→ To be done
Report every line of the records that contains the word "latitude".

→ Records to process

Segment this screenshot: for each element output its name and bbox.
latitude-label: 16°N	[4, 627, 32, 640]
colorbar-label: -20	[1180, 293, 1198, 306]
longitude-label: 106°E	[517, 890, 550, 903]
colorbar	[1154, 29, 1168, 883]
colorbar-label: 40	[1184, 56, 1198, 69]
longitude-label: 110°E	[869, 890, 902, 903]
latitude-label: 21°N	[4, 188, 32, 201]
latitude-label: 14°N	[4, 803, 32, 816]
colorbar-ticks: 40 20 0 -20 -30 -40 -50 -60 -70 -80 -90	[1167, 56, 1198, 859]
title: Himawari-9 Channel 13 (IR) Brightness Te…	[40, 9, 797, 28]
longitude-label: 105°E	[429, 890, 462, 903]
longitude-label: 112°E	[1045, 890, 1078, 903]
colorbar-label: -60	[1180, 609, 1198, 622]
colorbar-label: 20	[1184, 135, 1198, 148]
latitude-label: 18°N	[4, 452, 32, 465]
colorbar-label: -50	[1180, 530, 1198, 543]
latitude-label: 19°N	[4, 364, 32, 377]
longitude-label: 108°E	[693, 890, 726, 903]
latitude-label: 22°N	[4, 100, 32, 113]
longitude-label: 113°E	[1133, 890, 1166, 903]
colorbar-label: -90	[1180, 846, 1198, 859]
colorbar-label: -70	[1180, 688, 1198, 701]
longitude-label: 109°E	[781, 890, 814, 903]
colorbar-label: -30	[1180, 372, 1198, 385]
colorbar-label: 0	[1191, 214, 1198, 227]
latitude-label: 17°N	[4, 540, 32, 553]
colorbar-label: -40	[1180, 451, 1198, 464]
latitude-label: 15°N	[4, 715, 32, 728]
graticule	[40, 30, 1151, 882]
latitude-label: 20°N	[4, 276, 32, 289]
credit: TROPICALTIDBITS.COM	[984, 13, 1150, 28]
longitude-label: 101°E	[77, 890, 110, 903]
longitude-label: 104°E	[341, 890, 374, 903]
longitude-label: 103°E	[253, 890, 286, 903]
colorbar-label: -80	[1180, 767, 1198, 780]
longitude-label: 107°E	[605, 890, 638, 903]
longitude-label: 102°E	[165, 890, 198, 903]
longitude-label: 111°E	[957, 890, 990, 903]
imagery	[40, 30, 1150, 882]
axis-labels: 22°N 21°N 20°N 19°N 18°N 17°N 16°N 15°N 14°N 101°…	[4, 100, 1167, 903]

→ Response to this task
latitude-label: 16°N	[4, 627, 32, 640]
latitude-label: 21°N	[4, 188, 32, 201]
latitude-label: 14°N	[4, 803, 32, 816]
latitude-label: 18°N	[4, 452, 32, 465]
latitude-label: 19°N	[4, 364, 32, 377]
latitude-label: 22°N	[4, 100, 32, 113]
latitude-label: 17°N	[4, 540, 32, 553]
latitude-label: 15°N	[4, 715, 32, 728]
latitude-label: 20°N	[4, 276, 32, 289]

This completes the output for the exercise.